[Dataset rows about figures]
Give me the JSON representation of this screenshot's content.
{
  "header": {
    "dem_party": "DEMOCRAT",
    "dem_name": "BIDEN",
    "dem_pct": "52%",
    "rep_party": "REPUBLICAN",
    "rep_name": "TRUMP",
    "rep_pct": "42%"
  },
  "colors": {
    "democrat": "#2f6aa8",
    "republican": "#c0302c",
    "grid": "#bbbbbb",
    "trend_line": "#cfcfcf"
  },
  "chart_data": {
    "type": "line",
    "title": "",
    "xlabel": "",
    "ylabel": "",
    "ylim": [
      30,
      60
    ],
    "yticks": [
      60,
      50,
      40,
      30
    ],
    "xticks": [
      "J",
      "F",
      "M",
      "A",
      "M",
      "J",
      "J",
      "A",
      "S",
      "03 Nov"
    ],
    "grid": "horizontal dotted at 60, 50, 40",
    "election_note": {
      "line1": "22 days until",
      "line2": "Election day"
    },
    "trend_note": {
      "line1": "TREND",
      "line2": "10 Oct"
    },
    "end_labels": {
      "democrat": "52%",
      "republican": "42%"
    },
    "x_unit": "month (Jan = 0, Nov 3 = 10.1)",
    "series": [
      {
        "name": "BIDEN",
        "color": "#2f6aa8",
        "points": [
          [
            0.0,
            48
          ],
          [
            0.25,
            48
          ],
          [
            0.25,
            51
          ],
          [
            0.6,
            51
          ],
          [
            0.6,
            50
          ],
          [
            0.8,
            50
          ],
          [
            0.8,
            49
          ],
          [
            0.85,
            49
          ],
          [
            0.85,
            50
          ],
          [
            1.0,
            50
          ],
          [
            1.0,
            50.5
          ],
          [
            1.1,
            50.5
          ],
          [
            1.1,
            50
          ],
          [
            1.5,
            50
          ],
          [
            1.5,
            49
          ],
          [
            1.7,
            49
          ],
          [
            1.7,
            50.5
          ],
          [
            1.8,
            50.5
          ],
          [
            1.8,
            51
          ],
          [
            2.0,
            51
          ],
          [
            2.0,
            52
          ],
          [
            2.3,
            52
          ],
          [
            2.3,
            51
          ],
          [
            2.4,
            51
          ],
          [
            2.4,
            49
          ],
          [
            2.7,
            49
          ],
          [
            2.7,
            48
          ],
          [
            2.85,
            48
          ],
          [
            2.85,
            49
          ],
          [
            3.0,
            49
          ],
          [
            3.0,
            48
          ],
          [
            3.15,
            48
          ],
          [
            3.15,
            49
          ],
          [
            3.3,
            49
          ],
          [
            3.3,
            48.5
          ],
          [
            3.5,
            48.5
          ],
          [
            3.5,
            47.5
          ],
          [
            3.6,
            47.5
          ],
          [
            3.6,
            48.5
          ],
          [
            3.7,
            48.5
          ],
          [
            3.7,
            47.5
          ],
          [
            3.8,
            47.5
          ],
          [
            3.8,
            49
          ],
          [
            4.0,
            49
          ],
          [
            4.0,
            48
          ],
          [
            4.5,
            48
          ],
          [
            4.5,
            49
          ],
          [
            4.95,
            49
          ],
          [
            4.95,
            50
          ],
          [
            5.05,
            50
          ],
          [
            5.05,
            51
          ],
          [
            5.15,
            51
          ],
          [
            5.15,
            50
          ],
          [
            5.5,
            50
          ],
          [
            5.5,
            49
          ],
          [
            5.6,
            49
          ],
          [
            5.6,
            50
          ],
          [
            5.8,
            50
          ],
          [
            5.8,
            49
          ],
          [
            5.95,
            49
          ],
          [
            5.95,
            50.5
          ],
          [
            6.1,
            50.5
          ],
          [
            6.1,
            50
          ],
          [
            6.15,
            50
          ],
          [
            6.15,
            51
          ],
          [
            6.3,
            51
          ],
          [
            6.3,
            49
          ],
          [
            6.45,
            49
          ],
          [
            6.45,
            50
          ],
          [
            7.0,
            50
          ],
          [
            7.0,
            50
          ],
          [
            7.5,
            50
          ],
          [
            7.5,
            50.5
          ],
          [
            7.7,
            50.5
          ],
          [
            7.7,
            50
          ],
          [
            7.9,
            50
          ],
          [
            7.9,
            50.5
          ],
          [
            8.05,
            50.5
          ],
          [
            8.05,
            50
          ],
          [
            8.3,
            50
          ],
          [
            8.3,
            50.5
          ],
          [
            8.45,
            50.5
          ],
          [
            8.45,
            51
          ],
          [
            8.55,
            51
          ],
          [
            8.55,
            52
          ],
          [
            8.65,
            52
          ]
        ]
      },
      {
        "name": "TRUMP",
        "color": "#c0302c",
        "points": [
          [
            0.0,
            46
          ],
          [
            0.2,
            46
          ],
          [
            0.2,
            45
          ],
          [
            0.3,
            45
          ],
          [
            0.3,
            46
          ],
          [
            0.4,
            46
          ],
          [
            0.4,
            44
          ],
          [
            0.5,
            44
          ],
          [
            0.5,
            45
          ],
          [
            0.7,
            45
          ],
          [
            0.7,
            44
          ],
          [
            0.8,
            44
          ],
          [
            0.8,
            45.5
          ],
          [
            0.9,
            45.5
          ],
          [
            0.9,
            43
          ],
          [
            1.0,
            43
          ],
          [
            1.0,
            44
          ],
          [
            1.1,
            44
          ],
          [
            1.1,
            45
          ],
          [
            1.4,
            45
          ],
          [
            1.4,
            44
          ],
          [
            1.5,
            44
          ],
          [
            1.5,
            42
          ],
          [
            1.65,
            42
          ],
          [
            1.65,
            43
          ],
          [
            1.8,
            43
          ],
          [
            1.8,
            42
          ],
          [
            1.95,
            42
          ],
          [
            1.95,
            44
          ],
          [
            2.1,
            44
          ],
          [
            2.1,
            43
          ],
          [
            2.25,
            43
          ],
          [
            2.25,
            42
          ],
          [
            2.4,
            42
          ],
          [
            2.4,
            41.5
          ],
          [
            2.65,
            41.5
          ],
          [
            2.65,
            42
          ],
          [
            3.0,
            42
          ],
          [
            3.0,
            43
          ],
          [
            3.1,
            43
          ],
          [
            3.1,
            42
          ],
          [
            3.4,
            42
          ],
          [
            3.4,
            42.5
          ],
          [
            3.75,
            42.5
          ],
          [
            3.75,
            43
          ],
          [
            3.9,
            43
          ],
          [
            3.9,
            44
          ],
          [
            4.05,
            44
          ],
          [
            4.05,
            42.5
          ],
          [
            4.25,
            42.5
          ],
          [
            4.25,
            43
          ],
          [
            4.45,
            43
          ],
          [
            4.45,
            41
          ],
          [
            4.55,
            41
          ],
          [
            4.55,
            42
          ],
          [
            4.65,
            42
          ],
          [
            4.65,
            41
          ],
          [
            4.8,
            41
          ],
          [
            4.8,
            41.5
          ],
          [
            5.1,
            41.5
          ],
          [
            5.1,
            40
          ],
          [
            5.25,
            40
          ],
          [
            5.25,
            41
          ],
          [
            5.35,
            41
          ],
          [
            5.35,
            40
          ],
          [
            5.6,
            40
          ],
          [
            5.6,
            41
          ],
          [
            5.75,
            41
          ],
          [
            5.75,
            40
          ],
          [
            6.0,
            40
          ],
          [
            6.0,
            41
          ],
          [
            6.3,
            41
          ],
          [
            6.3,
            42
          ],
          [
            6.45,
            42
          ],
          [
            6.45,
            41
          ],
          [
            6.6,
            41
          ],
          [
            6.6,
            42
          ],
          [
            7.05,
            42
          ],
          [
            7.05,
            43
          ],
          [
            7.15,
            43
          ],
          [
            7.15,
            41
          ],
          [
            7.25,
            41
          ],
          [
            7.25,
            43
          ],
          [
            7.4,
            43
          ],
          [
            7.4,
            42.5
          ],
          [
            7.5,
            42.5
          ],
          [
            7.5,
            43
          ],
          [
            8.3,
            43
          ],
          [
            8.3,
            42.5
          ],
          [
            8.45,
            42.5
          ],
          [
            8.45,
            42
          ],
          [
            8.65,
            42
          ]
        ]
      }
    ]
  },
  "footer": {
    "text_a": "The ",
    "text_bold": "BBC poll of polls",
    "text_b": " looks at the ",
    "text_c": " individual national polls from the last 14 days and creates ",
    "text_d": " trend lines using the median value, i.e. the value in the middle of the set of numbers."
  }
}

■ Work instructions: Collect each line above holding the string "polls".

■ Answer to this exercise:
    "text_bold": "BBC poll of polls",
    "text_c": " individual national polls from the last 14 days and creates ",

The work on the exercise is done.